[What the task requires]:
Every line that contains "JSON" counts once; give the total number of such lines, with no other words.
━━ Entries supplied
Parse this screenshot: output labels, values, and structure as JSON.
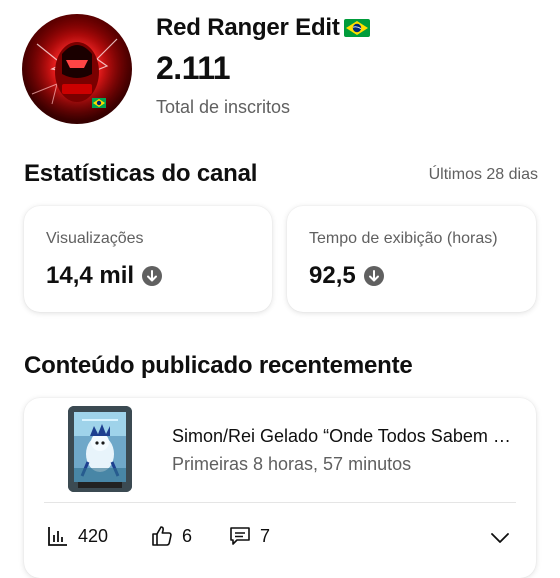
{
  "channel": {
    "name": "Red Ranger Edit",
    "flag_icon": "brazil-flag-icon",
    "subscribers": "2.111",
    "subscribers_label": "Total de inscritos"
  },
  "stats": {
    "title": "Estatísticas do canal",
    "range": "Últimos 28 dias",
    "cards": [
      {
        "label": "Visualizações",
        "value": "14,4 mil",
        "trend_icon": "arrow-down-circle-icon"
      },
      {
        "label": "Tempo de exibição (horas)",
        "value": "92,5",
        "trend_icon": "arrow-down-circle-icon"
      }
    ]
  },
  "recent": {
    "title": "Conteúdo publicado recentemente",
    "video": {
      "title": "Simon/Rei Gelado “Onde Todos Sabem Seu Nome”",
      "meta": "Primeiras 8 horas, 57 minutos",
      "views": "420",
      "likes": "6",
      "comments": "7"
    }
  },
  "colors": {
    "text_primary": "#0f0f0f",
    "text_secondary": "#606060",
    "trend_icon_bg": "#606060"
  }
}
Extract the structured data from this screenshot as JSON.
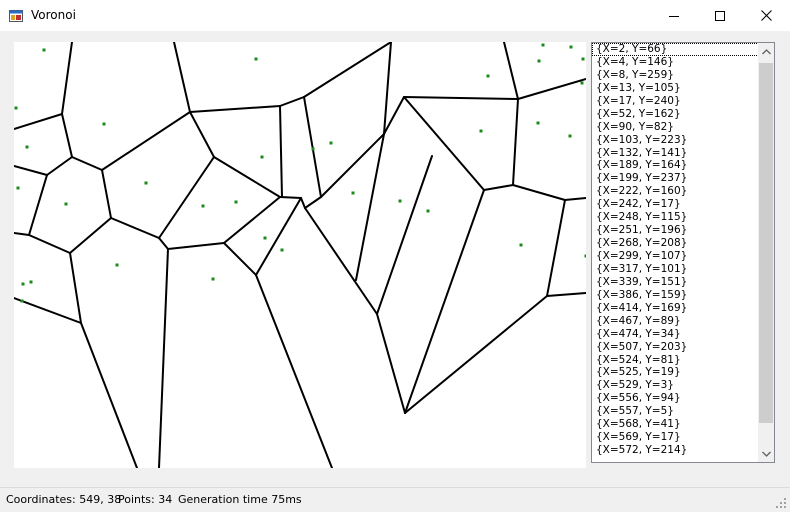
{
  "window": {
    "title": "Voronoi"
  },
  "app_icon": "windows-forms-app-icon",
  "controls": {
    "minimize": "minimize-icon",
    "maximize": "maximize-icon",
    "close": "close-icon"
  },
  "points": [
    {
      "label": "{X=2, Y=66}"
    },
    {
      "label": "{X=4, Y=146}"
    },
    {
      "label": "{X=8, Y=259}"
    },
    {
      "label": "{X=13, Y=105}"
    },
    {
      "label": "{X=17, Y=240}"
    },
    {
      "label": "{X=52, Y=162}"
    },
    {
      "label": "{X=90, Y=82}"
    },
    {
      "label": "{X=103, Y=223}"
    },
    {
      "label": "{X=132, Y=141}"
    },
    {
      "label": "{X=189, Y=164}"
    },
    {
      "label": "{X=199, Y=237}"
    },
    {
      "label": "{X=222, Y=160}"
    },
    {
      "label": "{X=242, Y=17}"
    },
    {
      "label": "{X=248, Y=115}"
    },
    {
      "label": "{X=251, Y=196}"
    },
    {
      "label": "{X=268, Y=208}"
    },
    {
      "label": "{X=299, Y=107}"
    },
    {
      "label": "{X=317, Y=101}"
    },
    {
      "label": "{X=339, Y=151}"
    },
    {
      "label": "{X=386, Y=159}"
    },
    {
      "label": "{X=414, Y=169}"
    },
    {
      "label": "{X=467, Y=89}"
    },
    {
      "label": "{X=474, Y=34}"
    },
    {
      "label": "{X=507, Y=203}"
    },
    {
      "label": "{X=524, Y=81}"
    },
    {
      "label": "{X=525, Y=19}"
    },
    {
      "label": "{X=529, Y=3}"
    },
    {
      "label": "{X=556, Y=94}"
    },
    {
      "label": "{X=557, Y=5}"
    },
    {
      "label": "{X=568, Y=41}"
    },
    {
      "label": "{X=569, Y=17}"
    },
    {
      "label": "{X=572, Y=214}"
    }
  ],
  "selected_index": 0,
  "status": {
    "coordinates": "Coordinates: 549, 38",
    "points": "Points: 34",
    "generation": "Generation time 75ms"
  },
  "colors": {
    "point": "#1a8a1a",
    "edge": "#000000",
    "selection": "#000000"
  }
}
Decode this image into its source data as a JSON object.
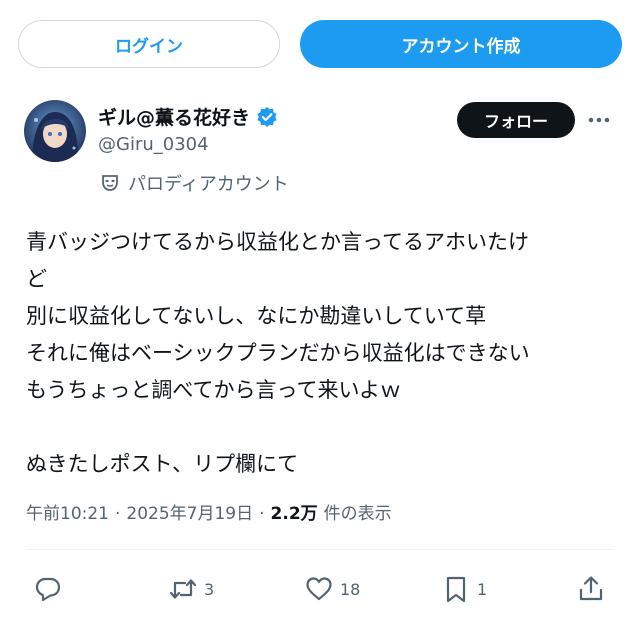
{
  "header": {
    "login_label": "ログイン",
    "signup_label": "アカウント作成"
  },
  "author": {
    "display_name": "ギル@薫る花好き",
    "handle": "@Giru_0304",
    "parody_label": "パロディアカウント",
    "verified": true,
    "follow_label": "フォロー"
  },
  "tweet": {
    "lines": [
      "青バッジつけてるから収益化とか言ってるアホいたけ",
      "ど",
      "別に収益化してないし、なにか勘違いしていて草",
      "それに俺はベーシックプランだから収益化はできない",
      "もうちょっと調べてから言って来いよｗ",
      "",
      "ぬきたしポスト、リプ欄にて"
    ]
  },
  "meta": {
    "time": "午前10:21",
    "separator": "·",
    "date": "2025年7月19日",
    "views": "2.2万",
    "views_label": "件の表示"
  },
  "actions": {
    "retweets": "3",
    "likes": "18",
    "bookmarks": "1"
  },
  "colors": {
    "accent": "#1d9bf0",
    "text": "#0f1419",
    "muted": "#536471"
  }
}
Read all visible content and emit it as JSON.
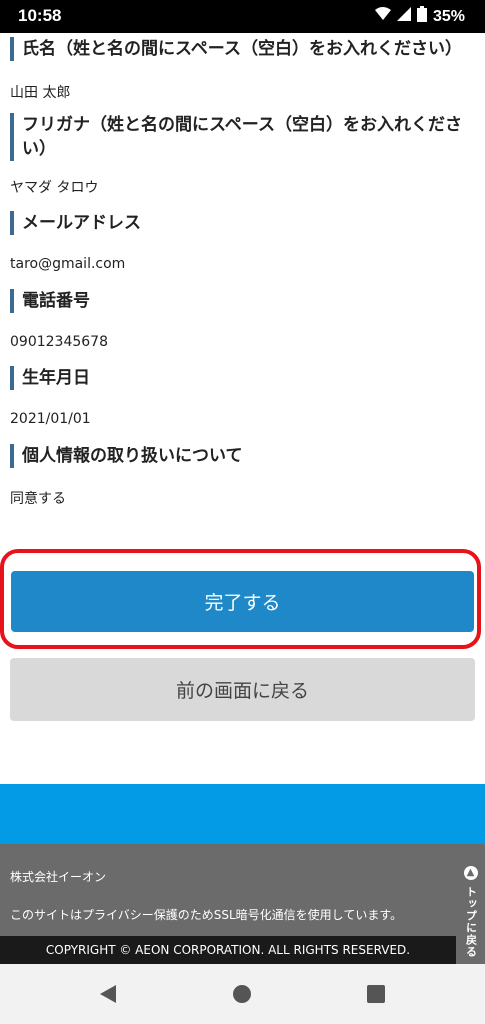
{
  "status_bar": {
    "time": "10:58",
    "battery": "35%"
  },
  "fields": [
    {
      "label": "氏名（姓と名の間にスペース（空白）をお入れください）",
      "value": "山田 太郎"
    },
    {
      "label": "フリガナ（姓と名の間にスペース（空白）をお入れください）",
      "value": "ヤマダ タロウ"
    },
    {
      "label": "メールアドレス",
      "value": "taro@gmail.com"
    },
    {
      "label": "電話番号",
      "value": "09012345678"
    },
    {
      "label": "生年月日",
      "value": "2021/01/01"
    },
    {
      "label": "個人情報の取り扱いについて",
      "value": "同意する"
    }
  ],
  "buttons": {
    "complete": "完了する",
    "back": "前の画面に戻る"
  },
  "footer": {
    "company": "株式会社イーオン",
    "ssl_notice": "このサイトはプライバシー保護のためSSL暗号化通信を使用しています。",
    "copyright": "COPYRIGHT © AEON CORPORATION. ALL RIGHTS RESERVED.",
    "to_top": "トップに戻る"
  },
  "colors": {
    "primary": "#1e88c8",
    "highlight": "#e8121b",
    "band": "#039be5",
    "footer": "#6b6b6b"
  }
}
━━━━
━━ Entries supplied
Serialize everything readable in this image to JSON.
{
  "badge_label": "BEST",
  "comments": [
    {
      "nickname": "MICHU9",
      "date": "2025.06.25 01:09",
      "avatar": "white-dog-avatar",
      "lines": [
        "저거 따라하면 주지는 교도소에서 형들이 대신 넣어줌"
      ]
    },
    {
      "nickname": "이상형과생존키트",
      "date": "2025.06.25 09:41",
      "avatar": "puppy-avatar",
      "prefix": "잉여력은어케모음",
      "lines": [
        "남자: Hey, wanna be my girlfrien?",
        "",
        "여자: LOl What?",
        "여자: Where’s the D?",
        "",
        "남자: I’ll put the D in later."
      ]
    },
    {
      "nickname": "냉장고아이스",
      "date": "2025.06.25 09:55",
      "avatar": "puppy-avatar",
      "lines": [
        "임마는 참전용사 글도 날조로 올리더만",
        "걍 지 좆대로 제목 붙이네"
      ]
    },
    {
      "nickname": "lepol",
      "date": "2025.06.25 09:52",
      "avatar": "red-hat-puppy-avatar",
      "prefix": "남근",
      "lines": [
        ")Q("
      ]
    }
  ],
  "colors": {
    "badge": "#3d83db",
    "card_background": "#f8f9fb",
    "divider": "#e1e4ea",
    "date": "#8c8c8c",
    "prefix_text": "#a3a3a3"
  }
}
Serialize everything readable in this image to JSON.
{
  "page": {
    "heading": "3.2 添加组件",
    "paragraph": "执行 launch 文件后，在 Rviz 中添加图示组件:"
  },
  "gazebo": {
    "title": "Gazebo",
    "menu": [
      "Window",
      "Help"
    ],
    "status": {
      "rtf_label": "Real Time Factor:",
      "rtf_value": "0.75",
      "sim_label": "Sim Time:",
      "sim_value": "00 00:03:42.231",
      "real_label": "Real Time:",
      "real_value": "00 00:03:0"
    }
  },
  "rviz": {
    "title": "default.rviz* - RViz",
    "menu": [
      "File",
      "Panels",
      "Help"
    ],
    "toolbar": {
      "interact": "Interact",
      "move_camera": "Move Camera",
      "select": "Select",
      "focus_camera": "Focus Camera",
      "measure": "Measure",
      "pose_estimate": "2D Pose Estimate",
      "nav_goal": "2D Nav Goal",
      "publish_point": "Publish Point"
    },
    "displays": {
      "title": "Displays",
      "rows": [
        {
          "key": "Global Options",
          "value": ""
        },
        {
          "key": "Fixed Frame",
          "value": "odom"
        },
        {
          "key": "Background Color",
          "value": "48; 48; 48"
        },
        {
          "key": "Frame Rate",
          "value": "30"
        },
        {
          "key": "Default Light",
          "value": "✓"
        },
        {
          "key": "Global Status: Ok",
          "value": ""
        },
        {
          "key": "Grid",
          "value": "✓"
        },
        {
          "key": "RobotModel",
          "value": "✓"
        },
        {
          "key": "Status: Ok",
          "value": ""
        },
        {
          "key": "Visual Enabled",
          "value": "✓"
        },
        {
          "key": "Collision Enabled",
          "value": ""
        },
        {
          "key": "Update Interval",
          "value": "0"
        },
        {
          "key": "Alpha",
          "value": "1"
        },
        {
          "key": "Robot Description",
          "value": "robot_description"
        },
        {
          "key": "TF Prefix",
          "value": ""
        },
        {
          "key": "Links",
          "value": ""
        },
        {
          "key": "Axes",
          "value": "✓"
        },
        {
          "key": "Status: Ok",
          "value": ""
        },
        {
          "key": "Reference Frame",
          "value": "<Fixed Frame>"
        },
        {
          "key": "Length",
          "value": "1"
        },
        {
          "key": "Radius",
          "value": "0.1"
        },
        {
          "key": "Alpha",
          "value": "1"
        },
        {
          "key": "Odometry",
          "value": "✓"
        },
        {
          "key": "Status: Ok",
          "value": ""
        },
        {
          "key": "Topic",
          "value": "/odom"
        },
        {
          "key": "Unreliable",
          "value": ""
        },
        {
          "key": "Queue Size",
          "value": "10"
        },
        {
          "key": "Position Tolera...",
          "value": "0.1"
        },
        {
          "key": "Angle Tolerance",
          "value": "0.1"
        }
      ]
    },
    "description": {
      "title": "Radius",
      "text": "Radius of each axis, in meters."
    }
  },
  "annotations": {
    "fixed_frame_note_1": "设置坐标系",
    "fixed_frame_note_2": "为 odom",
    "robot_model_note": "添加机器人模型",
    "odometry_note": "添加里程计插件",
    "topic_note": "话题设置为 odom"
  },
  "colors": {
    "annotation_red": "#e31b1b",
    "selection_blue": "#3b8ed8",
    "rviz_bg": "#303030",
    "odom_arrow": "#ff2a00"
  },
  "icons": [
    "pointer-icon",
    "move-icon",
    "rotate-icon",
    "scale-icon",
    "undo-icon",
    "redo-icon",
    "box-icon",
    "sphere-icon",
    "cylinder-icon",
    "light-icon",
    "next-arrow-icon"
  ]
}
━━━━
[Correct output]:
6